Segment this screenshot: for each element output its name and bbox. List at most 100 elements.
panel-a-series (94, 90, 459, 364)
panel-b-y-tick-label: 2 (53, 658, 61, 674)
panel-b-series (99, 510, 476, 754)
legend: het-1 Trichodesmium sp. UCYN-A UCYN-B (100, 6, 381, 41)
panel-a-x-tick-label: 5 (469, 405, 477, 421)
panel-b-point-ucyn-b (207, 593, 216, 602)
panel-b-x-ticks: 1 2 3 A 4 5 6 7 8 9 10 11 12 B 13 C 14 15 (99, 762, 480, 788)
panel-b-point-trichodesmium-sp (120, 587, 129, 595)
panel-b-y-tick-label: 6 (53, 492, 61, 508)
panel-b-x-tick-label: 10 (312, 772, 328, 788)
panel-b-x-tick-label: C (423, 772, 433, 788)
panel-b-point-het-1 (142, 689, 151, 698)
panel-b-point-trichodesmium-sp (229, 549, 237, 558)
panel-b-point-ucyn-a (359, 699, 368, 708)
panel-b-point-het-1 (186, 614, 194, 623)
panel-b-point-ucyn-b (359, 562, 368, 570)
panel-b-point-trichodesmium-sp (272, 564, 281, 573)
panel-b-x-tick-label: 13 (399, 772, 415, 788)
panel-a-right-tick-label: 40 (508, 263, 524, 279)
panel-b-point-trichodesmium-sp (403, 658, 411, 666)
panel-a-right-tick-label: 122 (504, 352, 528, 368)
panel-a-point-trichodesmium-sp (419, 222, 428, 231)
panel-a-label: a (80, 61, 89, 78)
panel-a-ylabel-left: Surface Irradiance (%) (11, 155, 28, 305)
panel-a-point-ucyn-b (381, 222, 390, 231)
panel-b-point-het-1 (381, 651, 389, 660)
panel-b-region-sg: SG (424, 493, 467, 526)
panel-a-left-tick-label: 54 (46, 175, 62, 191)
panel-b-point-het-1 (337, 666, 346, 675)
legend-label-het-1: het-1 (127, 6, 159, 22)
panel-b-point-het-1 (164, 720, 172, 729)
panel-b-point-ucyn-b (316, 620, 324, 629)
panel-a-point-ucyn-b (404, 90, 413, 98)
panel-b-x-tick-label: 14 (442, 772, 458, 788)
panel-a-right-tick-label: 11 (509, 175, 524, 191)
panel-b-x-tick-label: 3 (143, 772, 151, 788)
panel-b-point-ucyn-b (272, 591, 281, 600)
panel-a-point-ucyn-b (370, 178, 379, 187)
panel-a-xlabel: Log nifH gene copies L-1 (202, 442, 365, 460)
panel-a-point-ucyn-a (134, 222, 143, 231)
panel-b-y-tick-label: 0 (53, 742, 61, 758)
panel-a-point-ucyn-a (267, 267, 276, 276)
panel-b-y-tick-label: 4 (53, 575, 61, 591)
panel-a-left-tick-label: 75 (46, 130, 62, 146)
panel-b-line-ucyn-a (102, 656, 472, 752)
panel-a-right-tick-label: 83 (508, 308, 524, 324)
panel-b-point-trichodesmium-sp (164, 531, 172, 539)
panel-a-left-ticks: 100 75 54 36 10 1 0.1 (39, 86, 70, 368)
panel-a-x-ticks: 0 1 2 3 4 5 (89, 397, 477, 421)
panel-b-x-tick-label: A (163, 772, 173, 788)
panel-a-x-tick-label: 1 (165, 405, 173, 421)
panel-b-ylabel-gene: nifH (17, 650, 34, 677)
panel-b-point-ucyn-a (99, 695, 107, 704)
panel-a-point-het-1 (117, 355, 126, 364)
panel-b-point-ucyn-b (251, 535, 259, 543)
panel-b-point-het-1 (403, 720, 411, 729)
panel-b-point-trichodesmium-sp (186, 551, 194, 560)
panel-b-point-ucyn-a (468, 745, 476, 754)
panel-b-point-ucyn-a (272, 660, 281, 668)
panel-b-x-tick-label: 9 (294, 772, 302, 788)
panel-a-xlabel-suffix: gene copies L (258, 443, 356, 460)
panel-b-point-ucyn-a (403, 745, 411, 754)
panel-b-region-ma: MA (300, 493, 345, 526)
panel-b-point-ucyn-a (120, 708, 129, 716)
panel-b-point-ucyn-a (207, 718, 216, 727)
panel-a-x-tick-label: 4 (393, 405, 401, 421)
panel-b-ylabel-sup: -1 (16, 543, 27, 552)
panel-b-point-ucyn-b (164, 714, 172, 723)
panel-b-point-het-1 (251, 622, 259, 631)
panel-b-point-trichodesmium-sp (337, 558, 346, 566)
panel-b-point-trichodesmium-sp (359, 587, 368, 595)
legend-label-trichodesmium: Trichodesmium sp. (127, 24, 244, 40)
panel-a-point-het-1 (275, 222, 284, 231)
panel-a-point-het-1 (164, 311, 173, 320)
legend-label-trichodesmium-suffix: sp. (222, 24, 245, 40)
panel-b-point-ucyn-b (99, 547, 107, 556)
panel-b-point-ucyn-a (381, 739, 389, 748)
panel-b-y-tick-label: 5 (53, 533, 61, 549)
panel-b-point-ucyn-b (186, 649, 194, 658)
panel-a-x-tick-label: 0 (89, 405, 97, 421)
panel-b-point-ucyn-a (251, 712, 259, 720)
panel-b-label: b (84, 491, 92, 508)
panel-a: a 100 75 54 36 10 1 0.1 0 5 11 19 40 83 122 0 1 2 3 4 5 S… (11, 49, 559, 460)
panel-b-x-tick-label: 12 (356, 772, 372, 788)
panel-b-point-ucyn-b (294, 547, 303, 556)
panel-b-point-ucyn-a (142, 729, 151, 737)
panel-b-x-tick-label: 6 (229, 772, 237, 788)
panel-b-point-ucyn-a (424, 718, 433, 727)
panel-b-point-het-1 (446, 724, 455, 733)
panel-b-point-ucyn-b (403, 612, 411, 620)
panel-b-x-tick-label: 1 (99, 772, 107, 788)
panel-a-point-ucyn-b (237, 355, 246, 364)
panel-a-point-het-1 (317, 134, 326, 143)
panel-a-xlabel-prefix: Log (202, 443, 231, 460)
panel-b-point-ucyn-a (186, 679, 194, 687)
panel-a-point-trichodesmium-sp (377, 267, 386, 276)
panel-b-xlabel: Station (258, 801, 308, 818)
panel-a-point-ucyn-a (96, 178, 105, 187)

■ **Directions**
In full and without changes, copy the entries above.

■ **Result**
Segment this screenshot: for each element output its name and bbox. List at most 100 elements.
panel-a-series (94, 90, 459, 364)
panel-b-y-tick-label: 2 (53, 658, 61, 674)
panel-b-series (99, 510, 476, 754)
legend: het-1 Trichodesmium sp. UCYN-A UCYN-B (100, 6, 381, 41)
panel-a-x-tick-label: 5 (469, 405, 477, 421)
panel-b-point-ucyn-b (207, 593, 216, 602)
panel-b-x-ticks: 1 2 3 A 4 5 6 7 8 9 10 11 12 B 13 C 14 15 (99, 762, 480, 788)
panel-b-point-trichodesmium-sp (120, 587, 129, 595)
panel-b-y-tick-label: 6 (53, 492, 61, 508)
panel-b-x-tick-label: 10 (312, 772, 328, 788)
panel-b-x-tick-label: C (423, 772, 433, 788)
panel-b-point-het-1 (142, 689, 151, 698)
panel-b-point-trichodesmium-sp (229, 549, 237, 558)
panel-b-point-ucyn-a (359, 699, 368, 708)
panel-b-point-het-1 (186, 614, 194, 623)
panel-b-point-ucyn-b (359, 562, 368, 570)
panel-b-point-trichodesmium-sp (272, 564, 281, 573)
panel-b-x-tick-label: 13 (399, 772, 415, 788)
panel-a-right-tick-label: 40 (508, 263, 524, 279)
panel-b-point-trichodesmium-sp (403, 658, 411, 666)
panel-a-right-tick-label: 122 (504, 352, 528, 368)
panel-a-point-trichodesmium-sp (419, 222, 428, 231)
panel-a-label: a (80, 61, 89, 78)
panel-a-ylabel-left: Surface Irradiance (%) (11, 155, 28, 305)
panel-a-point-ucyn-b (381, 222, 390, 231)
panel-b-point-het-1 (381, 651, 389, 660)
panel-b-region-sg: SG (424, 493, 467, 526)
panel-a-left-tick-label: 54 (46, 175, 62, 191)
panel-b-point-het-1 (337, 666, 346, 675)
legend-label-het-1: het-1 (127, 6, 159, 22)
panel-b-point-het-1 (164, 720, 172, 729)
panel-b-point-ucyn-b (316, 620, 324, 629)
panel-a-point-ucyn-b (404, 90, 413, 98)
panel-b-x-tick-label: 14 (442, 772, 458, 788)
panel-a-right-tick-label: 11 (509, 175, 524, 191)
panel-b-x-tick-label: 3 (143, 772, 151, 788)
panel-b-point-ucyn-b (272, 591, 281, 600)
panel-a-point-ucyn-b (370, 178, 379, 187)
panel-a-xlabel: Log nifH gene copies L-1 (202, 442, 365, 460)
panel-a-point-ucyn-a (134, 222, 143, 231)
panel-b-y-tick-label: 0 (53, 742, 61, 758)
panel-a-point-ucyn-a (267, 267, 276, 276)
panel-b-y-tick-label: 4 (53, 575, 61, 591)
panel-a-left-tick-label: 75 (46, 130, 62, 146)
panel-b-line-ucyn-a (102, 656, 472, 752)
panel-a-right-tick-label: 83 (508, 308, 524, 324)
panel-b-point-trichodesmium-sp (164, 531, 172, 539)
panel-a-left-ticks: 100 75 54 36 10 1 0.1 (39, 86, 70, 368)
panel-a-x-ticks: 0 1 2 3 4 5 (89, 397, 477, 421)
panel-b-x-tick-label: A (163, 772, 173, 788)
panel-a-x-tick-label: 1 (165, 405, 173, 421)
panel-b-ylabel-gene: nifH (17, 650, 34, 677)
panel-b-point-ucyn-a (99, 695, 107, 704)
panel-a-point-het-1 (117, 355, 126, 364)
panel-b-point-ucyn-b (251, 535, 259, 543)
panel-b-point-het-1 (403, 720, 411, 729)
panel-b-point-trichodesmium-sp (186, 551, 194, 560)
panel-b-point-ucyn-a (468, 745, 476, 754)
panel-b-point-ucyn-a (272, 660, 281, 668)
panel-b-x-tick-label: 9 (294, 772, 302, 788)
panel-a-xlabel-suffix: gene copies L (258, 443, 356, 460)
panel-b-point-ucyn-a (403, 745, 411, 754)
panel-b-region-ma: MA (300, 493, 345, 526)
panel-b-point-ucyn-a (120, 708, 129, 716)
panel-b-point-ucyn-a (207, 718, 216, 727)
panel-a-x-tick-label: 4 (393, 405, 401, 421)
panel-b-ylabel-sup: -1 (16, 543, 27, 552)
panel-b-point-ucyn-b (164, 714, 172, 723)
panel-b-point-het-1 (251, 622, 259, 631)
panel-b-point-trichodesmium-sp (337, 558, 346, 566)
panel-b-point-trichodesmium-sp (359, 587, 368, 595)
legend-label-trichodesmium: Trichodesmium sp. (127, 24, 244, 40)
panel-a-point-het-1 (275, 222, 284, 231)
panel-a-point-het-1 (164, 311, 173, 320)
legend-label-trichodesmium-suffix: sp. (222, 24, 245, 40)
panel-b-point-ucyn-b (99, 547, 107, 556)
panel-b-point-ucyn-a (381, 739, 389, 748)
panel-b-y-tick-label: 5 (53, 533, 61, 549)
panel-b-point-ucyn-b (186, 649, 194, 658)
panel-a-x-tick-label: 0 (89, 405, 97, 421)
panel-b-point-ucyn-a (251, 712, 259, 720)
panel-b-label: b (84, 491, 92, 508)
panel-a: a 100 75 54 36 10 1 0.1 0 5 11 19 40 83 122 0 1 2 3 4 5 S… (11, 49, 559, 460)
panel-b-x-tick-label: 12 (356, 772, 372, 788)
panel-b-point-ucyn-b (294, 547, 303, 556)
panel-b-point-ucyn-a (142, 729, 151, 737)
panel-b-x-tick-label: 6 (229, 772, 237, 788)
panel-b-point-ucyn-a (424, 718, 433, 727)
panel-b-point-het-1 (446, 724, 455, 733)
panel-b-point-ucyn-b (403, 612, 411, 620)
panel-b-x-tick-label: 1 (99, 772, 107, 788)
panel-a-point-ucyn-b (237, 355, 246, 364)
panel-a-point-het-1 (317, 134, 326, 143)
panel-a-xlabel-prefix: Log (202, 443, 231, 460)
panel-b-point-ucyn-a (186, 679, 194, 687)
panel-a-point-trichodesmium-sp (377, 267, 386, 276)
panel-b-xlabel: Station (258, 801, 308, 818)
panel-a-point-ucyn-a (96, 178, 105, 187)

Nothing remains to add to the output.